And in demonstrable fact, language of and in itself cannot convey meanings unless one has formatted the sensory and meaning transducers to stand under its particular words and vocabulary. Otherwise a given language will be heard merely as meaningless sonics.

*

Indeed, if we comprehend that our biomind organisms and their sensoriums exist within information signals of every and all kinds, but have not developed meaning transducers regarding them, then nothing is CONVEYED by the information signals.
We consider the printed word as the principal carrier of information and meaning. But indeed, even if the printed words are in one's own language, but one cannot transduce their meaning anyway, then nothing is conveyed. The common phrase "I don't understand what I've read" means that nothing was conveyed.

*

And here by now in this essay we should be able to accept, at least for hypothetical purposes, that information points installed in our mental information processing grids MUST have meaning transducers -- or the information points probably will not form.
But this is practically the same as saying that everything we experience is experienced not only as sensation, but also must be experienced as meaningful in some kind of way. 
Otherwise the billions of signals inundating our arrays of sensory receptors might go unnoticed as meaningless -- and it is rather standard practice NOT to notice what is meaningless.
We will also not notice recorded information which is meaningless to us, even if others do value it.

*

One of the bottom lines here is that our mental information processing grids must have information points consisting not only of sensory transducers, but also consisting of meaning transducers.
If it is a case of becoming aware of gross and subtle signals, then appropriate meaning transducers must be established to cope with both kinds. 
And it must follow that the LACK of such meaning transducers will leave what might be called "experiential holes or pits" in one's mental information processing grids. I prefer to call these "meaning defaults," though.

*

The lack of appropriate meaning transducers implies meaning defaults -- which is the same as saying that nothing exists in one's mental information processing grids though which to process incoming information into that stuff which is of extraordinary value to everyone and anyone: meaning.

*

It has been commonly taught that our senses rule our lives. But this can be true only in a limited way -- for our lives are more ruled by the meanings we assign to our incoming sensory loads.

(Layout records)
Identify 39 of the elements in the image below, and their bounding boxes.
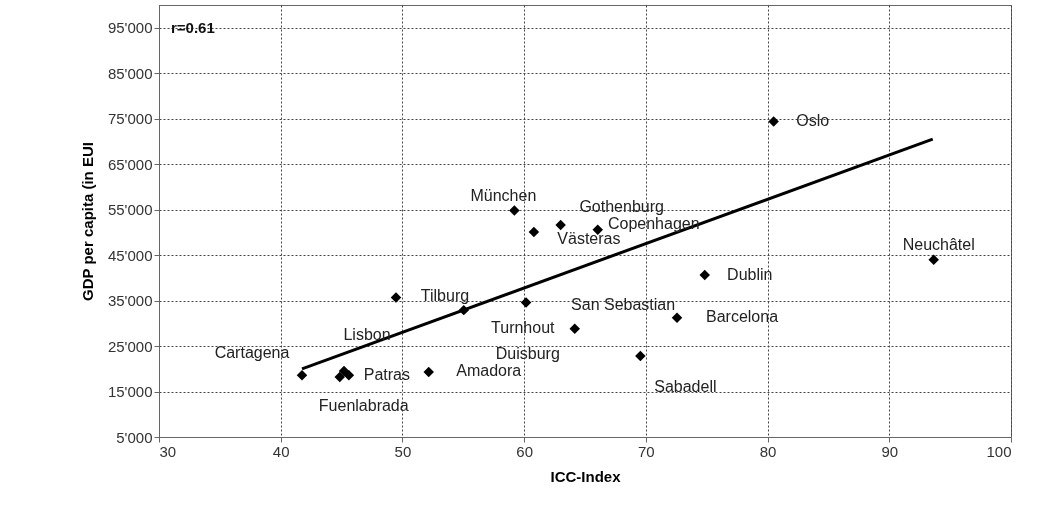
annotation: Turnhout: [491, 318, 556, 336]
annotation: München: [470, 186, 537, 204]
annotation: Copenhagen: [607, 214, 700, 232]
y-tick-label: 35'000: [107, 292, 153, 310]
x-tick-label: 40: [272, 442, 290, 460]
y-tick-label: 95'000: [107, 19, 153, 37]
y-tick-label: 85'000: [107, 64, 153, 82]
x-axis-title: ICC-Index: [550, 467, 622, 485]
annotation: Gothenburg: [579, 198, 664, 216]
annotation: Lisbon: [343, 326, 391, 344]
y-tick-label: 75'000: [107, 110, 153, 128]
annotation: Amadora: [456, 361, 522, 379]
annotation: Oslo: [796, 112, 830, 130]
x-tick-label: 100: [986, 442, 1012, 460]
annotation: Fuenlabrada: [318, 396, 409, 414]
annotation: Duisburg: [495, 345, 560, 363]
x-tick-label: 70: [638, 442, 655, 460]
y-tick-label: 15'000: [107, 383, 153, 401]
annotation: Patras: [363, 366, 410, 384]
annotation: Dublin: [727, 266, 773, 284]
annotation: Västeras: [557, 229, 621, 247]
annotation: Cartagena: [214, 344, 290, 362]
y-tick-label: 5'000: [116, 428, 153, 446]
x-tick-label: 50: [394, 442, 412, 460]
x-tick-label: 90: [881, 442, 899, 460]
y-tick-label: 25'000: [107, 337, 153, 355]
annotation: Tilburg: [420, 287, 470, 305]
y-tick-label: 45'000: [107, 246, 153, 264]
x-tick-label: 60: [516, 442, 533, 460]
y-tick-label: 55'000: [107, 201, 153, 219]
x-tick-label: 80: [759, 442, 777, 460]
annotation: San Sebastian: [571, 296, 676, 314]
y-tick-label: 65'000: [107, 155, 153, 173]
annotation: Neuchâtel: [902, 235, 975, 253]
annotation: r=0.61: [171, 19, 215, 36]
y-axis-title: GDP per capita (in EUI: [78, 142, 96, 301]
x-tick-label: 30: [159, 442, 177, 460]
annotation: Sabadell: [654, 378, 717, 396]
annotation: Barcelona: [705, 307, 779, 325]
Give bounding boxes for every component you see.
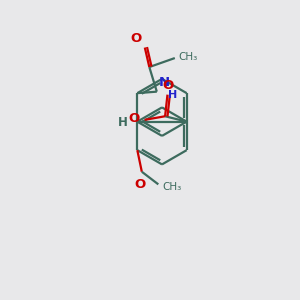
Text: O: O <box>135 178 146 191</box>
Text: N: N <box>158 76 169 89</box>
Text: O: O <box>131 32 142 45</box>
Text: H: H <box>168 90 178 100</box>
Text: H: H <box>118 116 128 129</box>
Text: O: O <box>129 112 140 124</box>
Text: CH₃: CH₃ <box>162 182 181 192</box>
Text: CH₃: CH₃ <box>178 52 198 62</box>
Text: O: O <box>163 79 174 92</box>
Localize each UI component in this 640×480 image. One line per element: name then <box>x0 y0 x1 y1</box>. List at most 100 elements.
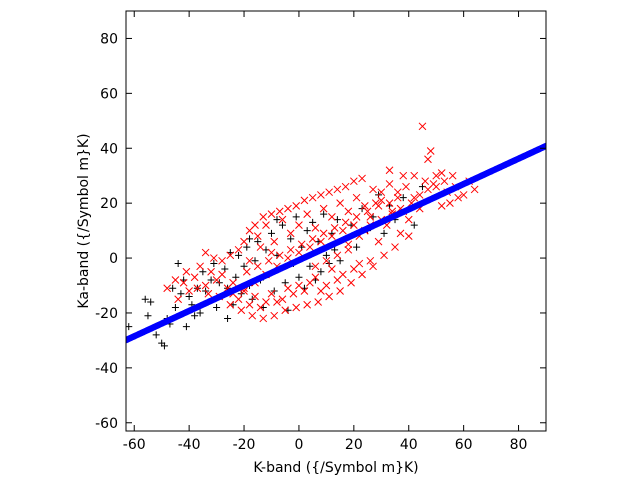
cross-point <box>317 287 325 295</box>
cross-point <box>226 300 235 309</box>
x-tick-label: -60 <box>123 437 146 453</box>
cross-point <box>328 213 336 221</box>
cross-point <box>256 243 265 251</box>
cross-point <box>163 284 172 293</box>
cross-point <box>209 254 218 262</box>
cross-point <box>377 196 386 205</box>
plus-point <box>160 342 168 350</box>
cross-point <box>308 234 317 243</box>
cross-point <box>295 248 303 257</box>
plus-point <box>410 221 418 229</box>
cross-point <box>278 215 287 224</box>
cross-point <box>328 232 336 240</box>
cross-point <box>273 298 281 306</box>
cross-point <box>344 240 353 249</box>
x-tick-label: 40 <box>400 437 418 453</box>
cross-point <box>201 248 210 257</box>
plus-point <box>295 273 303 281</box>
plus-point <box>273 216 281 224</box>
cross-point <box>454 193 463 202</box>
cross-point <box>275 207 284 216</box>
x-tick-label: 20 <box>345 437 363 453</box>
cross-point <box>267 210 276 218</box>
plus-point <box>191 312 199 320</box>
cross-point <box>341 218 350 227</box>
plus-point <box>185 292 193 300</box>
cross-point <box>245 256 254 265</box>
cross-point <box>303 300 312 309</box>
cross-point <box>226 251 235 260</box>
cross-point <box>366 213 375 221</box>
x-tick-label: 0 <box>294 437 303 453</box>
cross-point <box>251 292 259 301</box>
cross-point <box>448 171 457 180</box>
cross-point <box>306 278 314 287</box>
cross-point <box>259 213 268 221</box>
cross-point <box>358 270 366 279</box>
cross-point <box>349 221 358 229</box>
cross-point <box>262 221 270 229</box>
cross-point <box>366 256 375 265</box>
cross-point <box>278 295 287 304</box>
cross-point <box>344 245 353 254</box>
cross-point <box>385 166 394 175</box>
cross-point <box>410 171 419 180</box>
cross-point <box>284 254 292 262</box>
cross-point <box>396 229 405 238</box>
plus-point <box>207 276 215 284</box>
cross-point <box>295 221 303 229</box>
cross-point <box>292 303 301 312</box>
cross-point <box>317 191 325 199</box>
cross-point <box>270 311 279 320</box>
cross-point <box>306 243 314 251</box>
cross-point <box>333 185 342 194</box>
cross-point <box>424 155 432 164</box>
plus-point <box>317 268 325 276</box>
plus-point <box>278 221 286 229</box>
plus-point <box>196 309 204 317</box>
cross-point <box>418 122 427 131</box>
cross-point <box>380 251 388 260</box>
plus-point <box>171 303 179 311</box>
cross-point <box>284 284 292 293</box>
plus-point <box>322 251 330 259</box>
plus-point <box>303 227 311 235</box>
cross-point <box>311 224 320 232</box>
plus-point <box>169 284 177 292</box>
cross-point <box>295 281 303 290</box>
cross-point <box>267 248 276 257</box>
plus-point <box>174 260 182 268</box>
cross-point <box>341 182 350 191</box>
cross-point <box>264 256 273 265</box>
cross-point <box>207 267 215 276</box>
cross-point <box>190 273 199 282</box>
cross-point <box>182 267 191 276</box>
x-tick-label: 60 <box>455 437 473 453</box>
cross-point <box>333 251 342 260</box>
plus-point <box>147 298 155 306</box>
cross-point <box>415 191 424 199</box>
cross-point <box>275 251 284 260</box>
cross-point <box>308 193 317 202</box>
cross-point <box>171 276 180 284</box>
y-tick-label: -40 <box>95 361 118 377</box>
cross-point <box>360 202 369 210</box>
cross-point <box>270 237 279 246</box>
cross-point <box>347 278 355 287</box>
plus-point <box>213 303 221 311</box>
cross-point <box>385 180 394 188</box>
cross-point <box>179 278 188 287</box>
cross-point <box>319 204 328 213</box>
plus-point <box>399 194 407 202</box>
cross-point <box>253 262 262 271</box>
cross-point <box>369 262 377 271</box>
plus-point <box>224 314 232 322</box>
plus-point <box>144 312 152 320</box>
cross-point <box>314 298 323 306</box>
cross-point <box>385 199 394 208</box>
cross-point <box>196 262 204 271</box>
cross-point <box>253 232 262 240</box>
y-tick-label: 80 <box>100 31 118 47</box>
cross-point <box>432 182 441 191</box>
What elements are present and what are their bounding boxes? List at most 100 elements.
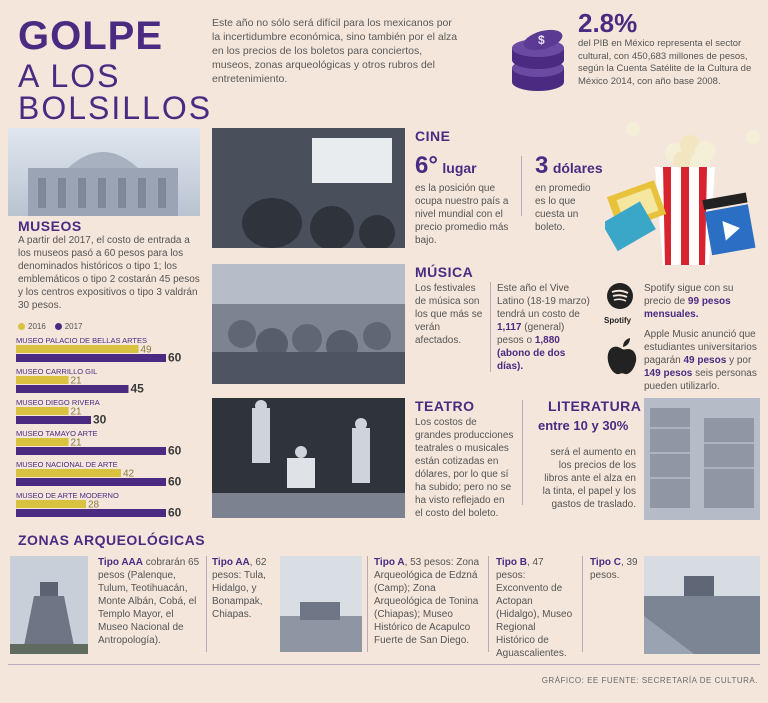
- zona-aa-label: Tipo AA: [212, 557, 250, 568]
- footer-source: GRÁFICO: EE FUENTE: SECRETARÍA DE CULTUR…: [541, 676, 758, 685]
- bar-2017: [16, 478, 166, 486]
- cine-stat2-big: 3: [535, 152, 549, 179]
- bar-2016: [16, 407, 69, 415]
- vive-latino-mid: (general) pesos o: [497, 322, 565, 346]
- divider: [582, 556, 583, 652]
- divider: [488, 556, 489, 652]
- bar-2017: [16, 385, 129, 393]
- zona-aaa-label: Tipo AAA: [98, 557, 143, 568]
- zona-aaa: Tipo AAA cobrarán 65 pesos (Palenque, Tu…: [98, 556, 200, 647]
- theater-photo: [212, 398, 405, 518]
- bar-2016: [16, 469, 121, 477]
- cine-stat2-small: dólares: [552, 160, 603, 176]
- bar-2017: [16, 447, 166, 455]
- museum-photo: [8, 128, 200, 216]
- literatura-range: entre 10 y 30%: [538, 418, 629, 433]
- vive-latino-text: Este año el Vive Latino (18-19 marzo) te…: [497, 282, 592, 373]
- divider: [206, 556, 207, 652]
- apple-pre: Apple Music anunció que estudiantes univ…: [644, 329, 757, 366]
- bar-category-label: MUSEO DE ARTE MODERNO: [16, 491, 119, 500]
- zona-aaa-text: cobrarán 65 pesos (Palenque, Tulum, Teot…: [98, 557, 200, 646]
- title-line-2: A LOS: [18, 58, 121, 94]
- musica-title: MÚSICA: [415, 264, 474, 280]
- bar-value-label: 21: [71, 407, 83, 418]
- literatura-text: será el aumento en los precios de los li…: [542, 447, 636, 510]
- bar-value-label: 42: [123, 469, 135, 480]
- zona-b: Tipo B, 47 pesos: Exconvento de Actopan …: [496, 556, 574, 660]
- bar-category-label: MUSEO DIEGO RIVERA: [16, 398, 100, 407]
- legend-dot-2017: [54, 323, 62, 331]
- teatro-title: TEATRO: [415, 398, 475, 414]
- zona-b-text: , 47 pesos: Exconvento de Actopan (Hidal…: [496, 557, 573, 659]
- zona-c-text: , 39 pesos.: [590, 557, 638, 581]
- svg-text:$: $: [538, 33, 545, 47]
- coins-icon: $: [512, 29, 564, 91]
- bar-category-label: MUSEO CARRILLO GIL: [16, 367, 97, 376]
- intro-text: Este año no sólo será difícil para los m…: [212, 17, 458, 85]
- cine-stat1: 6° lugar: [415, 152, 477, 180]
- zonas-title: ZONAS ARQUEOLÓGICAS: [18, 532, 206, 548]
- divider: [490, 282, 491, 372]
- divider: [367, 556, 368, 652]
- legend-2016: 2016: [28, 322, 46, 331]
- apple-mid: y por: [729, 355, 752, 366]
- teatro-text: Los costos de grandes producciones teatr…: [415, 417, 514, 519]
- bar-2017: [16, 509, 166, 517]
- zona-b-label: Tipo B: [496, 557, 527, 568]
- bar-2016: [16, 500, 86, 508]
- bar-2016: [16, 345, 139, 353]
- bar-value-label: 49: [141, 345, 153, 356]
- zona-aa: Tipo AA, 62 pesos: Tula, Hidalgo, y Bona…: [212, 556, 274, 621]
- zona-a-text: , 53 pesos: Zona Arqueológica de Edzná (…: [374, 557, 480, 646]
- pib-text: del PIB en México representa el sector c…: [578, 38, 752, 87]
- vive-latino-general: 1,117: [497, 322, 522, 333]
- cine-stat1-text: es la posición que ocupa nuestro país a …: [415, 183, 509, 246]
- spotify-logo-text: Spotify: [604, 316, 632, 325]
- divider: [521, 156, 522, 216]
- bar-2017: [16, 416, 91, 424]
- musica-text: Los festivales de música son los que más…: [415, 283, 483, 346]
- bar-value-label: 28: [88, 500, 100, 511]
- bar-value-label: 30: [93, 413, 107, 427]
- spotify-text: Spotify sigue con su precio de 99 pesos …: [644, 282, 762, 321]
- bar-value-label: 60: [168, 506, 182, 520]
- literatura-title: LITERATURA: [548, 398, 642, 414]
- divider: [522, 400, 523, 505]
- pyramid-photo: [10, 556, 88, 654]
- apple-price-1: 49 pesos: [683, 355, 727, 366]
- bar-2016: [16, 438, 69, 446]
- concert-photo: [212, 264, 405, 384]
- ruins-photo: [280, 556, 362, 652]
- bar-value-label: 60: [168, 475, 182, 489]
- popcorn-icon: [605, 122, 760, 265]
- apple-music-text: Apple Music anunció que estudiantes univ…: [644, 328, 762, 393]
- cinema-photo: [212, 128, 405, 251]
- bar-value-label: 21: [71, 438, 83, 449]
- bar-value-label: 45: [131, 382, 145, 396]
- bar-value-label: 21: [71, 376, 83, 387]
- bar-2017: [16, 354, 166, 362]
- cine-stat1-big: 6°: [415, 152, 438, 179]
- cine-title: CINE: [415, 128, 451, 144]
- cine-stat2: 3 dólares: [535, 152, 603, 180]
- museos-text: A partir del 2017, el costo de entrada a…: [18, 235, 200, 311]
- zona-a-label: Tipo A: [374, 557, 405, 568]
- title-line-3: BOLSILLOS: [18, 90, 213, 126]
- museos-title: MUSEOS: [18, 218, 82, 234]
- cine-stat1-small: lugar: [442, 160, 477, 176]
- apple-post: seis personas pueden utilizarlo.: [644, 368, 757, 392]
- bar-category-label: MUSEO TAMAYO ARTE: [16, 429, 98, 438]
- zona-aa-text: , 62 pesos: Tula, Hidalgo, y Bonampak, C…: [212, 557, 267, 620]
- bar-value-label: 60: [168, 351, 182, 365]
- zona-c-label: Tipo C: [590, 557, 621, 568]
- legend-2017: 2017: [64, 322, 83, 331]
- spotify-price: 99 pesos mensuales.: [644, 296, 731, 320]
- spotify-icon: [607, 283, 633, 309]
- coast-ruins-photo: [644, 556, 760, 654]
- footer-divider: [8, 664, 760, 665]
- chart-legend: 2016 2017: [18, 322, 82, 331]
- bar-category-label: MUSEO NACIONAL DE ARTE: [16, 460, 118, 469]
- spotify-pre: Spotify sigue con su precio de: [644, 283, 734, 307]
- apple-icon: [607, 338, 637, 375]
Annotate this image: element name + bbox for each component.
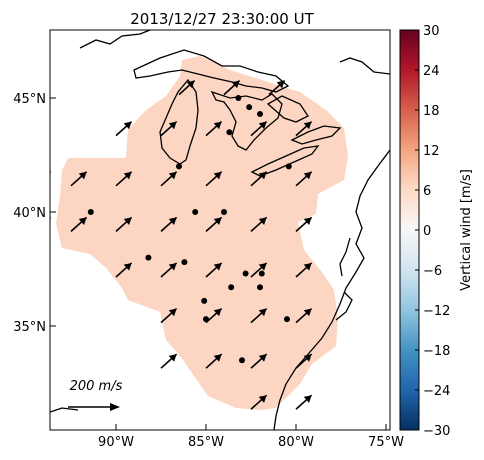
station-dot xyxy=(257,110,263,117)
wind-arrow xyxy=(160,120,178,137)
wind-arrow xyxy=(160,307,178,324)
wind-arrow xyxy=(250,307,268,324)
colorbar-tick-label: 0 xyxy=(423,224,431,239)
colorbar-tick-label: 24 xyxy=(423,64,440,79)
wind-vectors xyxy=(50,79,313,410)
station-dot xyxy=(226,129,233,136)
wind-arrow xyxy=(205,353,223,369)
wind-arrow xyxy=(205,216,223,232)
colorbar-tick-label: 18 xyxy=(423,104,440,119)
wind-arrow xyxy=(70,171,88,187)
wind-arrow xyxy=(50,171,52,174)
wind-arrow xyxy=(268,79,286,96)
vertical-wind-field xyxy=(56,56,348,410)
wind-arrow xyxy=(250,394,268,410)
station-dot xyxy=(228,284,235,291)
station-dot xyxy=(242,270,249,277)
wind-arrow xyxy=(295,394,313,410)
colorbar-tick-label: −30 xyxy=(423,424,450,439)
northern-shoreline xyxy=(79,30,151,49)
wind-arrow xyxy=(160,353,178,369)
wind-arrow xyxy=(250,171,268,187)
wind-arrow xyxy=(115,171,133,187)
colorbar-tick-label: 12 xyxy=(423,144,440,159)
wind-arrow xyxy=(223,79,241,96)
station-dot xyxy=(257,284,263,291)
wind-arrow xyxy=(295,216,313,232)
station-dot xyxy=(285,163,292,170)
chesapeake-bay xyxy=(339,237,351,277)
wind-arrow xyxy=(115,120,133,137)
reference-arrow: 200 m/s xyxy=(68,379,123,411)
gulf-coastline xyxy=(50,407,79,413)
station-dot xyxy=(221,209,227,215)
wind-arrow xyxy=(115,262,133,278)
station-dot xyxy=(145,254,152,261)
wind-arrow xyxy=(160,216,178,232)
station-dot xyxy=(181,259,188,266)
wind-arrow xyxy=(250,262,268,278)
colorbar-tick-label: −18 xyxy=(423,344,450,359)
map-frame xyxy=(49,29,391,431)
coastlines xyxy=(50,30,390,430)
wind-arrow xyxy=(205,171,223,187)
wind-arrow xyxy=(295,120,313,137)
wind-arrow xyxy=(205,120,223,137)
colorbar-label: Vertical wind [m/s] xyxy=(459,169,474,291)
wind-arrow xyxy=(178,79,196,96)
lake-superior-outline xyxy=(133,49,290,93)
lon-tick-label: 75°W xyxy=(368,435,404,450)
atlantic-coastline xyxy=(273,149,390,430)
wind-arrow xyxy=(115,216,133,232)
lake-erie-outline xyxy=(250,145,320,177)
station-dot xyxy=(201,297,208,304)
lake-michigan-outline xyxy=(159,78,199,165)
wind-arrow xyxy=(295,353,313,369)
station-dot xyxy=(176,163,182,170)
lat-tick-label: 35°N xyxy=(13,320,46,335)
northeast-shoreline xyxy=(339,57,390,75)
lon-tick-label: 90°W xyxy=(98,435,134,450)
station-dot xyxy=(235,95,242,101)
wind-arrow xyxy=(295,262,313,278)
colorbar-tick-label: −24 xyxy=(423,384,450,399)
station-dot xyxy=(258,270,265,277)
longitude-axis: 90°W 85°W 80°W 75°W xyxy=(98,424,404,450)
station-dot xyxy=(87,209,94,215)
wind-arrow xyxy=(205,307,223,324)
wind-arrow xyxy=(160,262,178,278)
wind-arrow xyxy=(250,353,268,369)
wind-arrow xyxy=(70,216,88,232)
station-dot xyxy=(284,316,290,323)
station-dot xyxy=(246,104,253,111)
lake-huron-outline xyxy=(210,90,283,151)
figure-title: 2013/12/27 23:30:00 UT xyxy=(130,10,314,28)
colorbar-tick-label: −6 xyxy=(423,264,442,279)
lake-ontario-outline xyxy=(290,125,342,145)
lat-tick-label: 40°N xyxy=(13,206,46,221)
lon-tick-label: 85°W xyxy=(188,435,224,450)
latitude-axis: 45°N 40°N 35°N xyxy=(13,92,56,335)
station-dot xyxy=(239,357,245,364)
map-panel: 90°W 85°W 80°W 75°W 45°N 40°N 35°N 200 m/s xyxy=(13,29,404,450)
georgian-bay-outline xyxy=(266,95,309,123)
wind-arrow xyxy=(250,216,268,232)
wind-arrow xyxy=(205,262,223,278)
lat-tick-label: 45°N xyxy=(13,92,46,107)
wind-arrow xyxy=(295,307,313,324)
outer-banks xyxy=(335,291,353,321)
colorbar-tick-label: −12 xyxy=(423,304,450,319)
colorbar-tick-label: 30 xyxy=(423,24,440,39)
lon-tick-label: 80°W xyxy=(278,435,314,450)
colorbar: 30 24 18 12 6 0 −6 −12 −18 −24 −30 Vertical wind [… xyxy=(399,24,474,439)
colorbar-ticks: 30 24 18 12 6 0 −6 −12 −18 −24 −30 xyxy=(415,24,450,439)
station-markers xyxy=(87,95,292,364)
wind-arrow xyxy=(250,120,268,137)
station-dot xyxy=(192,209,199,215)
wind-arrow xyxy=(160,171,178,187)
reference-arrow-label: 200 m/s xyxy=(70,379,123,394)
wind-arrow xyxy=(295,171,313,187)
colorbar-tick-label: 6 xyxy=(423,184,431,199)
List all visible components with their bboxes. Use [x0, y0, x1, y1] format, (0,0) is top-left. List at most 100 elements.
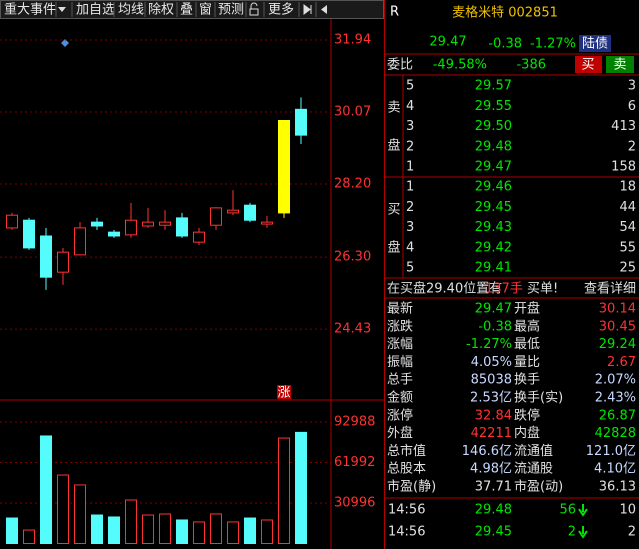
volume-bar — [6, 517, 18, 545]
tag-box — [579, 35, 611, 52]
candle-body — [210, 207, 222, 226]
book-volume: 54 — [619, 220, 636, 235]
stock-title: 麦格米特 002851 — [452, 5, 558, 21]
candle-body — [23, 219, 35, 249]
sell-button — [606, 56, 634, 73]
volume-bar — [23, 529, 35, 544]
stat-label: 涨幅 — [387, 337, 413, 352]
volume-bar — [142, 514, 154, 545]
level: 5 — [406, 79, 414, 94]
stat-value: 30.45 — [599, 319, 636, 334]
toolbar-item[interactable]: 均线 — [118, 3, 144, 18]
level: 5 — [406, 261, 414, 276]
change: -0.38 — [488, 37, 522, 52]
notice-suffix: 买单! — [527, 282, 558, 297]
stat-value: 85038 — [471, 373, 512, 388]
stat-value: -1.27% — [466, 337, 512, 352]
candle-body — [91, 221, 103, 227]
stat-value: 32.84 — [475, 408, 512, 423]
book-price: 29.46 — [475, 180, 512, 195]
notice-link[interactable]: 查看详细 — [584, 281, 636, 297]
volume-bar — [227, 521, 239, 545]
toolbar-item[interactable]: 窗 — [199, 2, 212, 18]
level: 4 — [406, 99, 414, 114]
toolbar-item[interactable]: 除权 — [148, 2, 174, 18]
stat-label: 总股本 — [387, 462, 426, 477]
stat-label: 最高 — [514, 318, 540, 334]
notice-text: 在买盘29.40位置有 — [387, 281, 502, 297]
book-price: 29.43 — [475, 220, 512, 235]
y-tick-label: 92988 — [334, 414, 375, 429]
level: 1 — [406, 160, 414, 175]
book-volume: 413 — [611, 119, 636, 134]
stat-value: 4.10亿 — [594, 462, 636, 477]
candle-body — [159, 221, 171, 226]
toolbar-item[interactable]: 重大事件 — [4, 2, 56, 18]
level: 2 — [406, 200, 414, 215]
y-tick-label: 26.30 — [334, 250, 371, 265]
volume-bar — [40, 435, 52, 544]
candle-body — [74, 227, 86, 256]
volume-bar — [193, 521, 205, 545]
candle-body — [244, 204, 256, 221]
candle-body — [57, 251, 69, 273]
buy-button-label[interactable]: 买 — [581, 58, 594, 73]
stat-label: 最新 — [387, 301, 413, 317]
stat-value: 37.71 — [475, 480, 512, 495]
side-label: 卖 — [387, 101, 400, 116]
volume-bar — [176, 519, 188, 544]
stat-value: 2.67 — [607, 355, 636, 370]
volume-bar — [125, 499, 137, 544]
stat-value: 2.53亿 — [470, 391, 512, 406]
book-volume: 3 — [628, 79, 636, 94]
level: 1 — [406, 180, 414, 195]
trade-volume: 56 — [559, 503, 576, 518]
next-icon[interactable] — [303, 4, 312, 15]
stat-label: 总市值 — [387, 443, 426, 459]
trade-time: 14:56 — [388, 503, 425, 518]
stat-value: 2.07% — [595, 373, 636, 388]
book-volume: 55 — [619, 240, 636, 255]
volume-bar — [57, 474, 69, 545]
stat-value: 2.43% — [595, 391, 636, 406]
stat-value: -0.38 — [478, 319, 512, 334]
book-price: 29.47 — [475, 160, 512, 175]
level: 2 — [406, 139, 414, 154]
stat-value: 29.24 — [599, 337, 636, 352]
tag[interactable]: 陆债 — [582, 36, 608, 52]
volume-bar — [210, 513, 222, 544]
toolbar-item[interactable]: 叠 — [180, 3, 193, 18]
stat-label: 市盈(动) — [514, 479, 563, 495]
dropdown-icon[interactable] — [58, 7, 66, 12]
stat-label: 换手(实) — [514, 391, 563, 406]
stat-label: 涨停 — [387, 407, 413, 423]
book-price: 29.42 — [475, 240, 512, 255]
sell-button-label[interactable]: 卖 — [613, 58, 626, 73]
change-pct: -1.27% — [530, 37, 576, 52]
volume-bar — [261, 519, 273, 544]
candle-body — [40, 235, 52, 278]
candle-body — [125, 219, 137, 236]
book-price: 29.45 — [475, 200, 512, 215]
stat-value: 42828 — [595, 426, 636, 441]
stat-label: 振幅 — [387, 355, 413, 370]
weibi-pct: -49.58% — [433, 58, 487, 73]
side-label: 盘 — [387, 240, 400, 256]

**WORK TO BE COMPLETED**
Continue the essay on meaning transducers, picking up right after its final sentence. The lines above were taken from a different source than the essay on meaning transducers.

**EXERCISE RESPONSE**
It is meaning which governs our understanding. And when we experience something we don't understand we find ourselves staring into the face of a meaning default somewhere within our grids.

*

And meaning defaults will "mean" that we will not know or understand what has been experienced -- or we will either not experience it or perhaps know that we have. 
Or if the experience is vivid enough, the lack of adequate meaning traducers will render our grids into that state commonly referred to as "confused." And it is not unusual to find this or that grid in such a state.

*

The whole of this, of course, is tremendously complex with nuances which can go on forever. And I, for one, certainly do not know the full extent of it all. 
But the basis and justification for entering into this tremendous complexity exists in the fact that if one wishes to activate one's latent faculties regarding any of the superpowers, it would be obvious that one's grids cannot continue to have meaning defaults regarding the many aspects of the superpowers.

*

Further, one must install ACCURATE information points, for inaccurate ones equate to meaning defaults also. 
It would be obvious that inaccurate meaning transducers would distort signal-information being input into our sensing systems. Such distortions equate to noise in the signal lines -- as any radio, TV, radar or sonar expert knows.

*

Due to the enormous complexities involving mental information processing grids, it would be impossible in a mini-essay to consider all of their nuances. And such an attempt would probably be boring anyway.
But there are a few major sources regarding information and meaning defaults which might be pointed out for anyone who chances to have the interest and patience in noting what they are.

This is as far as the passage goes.